** AIM **
Across the entries below, how many lines contain the word "title"? Give the number alone.
= = = = = = =
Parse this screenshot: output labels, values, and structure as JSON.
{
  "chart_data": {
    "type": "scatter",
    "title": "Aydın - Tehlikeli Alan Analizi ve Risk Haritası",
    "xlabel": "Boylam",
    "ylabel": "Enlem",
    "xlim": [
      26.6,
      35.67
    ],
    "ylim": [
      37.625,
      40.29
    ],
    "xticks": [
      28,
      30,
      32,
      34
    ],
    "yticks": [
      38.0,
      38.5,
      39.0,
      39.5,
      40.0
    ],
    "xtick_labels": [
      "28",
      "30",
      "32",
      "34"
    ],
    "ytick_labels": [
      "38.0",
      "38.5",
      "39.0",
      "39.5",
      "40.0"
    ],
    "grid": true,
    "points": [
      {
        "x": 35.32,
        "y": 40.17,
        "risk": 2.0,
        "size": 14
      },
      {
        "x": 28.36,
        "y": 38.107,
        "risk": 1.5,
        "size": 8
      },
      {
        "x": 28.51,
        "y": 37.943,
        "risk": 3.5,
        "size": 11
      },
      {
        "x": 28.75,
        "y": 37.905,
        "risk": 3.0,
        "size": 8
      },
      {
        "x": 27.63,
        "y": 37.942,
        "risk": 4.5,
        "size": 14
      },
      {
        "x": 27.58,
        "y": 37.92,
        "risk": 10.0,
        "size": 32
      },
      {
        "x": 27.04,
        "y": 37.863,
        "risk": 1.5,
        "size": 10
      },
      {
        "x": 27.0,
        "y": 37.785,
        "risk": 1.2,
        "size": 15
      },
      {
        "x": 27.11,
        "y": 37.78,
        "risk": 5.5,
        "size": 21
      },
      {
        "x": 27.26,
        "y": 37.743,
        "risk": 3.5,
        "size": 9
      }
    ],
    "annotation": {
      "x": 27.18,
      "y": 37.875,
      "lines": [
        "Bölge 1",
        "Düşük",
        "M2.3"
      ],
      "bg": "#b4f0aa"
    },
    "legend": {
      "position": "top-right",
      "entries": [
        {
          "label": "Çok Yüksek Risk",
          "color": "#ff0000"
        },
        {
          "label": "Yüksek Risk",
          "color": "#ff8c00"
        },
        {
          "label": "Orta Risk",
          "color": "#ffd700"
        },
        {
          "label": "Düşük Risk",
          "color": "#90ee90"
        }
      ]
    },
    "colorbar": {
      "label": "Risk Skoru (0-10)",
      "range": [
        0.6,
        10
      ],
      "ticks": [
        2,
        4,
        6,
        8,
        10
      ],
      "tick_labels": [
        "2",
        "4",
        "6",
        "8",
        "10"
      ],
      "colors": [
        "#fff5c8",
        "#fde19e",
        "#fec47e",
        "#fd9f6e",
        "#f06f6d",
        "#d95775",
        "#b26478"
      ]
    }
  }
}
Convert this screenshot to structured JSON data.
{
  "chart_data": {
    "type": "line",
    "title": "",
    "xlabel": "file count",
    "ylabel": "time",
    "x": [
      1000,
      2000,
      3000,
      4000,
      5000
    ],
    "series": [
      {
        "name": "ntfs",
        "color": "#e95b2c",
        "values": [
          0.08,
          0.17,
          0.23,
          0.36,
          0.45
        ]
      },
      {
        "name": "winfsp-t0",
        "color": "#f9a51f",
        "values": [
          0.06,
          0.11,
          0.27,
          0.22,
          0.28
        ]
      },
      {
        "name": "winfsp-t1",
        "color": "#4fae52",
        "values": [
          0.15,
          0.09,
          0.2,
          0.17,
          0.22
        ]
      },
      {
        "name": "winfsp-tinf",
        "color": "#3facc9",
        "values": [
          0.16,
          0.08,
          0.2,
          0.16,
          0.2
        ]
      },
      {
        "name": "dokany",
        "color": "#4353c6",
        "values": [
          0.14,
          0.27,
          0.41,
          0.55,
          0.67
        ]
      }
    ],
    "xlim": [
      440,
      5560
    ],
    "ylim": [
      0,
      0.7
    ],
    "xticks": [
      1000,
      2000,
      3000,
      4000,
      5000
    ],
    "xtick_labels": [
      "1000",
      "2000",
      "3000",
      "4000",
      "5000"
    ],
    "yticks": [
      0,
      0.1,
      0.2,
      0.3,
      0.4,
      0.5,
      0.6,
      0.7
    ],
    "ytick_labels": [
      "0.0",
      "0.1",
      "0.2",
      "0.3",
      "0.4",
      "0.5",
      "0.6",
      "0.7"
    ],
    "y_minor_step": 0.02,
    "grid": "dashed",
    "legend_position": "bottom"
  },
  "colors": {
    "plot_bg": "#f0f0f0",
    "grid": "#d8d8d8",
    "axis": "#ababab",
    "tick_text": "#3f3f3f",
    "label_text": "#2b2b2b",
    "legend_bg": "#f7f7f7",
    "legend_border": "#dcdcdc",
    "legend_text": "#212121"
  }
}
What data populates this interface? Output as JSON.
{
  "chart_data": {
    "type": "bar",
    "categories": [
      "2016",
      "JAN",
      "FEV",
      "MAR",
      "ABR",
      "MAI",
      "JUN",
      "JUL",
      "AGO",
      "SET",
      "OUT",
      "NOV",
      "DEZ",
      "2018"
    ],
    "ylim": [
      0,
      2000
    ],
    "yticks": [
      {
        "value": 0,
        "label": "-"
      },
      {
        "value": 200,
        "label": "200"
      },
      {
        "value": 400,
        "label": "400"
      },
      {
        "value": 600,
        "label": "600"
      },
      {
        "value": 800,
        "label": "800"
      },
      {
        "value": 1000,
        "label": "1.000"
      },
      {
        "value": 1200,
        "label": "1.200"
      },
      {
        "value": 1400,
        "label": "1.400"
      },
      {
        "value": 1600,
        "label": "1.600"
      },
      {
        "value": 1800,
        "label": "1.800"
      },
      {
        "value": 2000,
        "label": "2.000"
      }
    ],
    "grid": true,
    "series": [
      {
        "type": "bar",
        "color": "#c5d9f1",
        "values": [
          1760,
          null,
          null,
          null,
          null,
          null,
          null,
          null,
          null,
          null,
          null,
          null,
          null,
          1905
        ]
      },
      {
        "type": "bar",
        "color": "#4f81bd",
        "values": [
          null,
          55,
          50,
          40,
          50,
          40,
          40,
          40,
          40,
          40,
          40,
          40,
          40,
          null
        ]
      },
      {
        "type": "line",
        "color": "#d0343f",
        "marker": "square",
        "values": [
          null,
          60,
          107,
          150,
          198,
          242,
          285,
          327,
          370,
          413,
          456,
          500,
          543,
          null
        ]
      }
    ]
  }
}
= = = = = = =
** FINISHED TASK **
2